(Set task 1): In the cigar forum thread, rewrite the paragraph beginning "I had a terible day at work" as a short list that keeps its main facts.
(Set task 2): Update the cigar forum thread, starting at "Congrats, that's what" and ending at "Bomber strikes again!", with "sheesh" replaced by "wow".
(Set task 3): Carry on the cigar forum thread about the surprise bomb from where it stops.

(Extract provided):
********

# Opened the door and walked right into a land mine



## groogs (Oct 13, 2007)

I had a terible day at work, and all day I have been thinking of what cigar I was going to smoke. I finaly get home and right in front of my door is a package. I started thinking to myself, self you haven't ordered anything lately, so what could it be. It turns out it was a completly unexpected BOMB from a fellow BOTL. Shilala blew my door of the hinges. He sent me a nice six pack (I will post picks as soon as my fiance gets home and uploads them for me). It is the first bomb I have received and knowing how good it felt to recieve I am now going to have to share the good deed with some fello BOTLS. Shilala you are the man, and it couldn't have arived on a better day, som RG comin your way.:tu


----------



## CigarMonkel (Jan 7, 2008)

congrats on your first bomb! its a good feeling huh?


----------



## yazzie (Dec 1, 2007)

Congrats, that's what CS is all about. Way to go Shilala :tu


----------



## MithShrike (Jan 29, 2007)

Serial bomber... sheesh. The DuBois Bomber strikes again!


----------



## malinois1 (Feb 17, 2008)

Very nice! I am sure that made your day much better! Although I wouldn't know for sure since I have never been bombed. :r Way to go Shilala! :tu


----------



## Poriggity (Dec 8, 2005)

********

(Excerpted records):
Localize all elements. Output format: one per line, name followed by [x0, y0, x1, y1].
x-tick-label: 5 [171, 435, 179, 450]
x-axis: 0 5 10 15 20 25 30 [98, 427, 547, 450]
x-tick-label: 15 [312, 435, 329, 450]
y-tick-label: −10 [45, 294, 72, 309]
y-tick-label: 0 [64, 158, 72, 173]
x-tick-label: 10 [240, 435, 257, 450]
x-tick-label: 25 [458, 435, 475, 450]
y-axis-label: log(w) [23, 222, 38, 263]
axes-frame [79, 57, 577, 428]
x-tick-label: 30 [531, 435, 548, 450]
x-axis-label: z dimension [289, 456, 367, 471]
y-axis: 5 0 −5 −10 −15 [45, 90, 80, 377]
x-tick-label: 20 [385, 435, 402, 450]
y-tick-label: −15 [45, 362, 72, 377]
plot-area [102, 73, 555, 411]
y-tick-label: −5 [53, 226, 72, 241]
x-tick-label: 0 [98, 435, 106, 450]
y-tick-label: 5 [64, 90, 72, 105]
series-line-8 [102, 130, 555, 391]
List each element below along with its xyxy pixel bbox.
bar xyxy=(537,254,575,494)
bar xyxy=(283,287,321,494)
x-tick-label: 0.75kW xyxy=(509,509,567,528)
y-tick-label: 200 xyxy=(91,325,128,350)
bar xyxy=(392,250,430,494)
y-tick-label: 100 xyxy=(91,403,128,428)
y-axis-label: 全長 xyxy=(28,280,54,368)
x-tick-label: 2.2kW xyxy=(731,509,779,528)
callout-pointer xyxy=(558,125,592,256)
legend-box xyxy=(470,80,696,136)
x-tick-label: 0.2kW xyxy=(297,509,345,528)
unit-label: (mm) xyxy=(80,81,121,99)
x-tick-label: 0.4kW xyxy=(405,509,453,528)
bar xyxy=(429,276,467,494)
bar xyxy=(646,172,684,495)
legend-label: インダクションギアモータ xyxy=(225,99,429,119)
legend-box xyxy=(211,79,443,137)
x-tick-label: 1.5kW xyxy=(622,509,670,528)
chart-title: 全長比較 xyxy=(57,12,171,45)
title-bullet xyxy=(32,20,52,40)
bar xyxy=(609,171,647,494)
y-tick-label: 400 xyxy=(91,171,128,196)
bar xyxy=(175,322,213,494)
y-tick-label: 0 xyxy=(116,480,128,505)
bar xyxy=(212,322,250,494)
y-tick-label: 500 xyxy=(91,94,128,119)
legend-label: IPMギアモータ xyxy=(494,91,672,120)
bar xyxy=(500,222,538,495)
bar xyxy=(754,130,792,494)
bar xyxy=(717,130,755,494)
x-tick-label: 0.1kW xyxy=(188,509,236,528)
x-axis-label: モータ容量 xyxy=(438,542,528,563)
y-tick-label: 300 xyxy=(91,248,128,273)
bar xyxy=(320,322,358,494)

********

(Expected output 1):
- After a terrible day at work spent thinking about which cigar to smoke, the writer came home to find an unexpected package at the door.
- It was a surprise bomb from fellow BOTL Shilala: a six pack, with pictures to follow once the writer's fiance uploads them.
- It was the writer's first bomb, and the writer now plans to pass the good deed on to other BOTLs.
- Shilala is thanked, the timing is called perfect, and RG is promised in return.

(Expected output 2):
Congrats, that's what CS is all about. Way to go Shilala :tu


----------



## MithShrike (Jan 29, 2007)

Serial bomber... wow. The DuBois Bomber strikes again!

(Expected output 3):
And that is what the jungle is all about!
Scott


----------



## smokeyscotch (Apr 26, 2007)

Great first bomb. Congrats. Great bomber on that one too. :tu


----------



## RPB67 (Mar 26, 2005)

Step off and enjoy !

Great looking hit there.


----------



## Mark THS (Feb 5, 2007)

Awesome, man. Viva la CS


----------



## Bax (Sep 12, 2007)

Your first is always special. Shilala is known not to call the day after and tell all his friends he popped your cherry. So immature. :tu


----------



## shilala (Feb 1, 2008)

Bax said:


> Your first is always special. Shilala is known not to call the day after and tell all his friends he popped your cherry. So immature. :tu


I just kicked him right back under the dumpster where I found him. 
That's the way I roll.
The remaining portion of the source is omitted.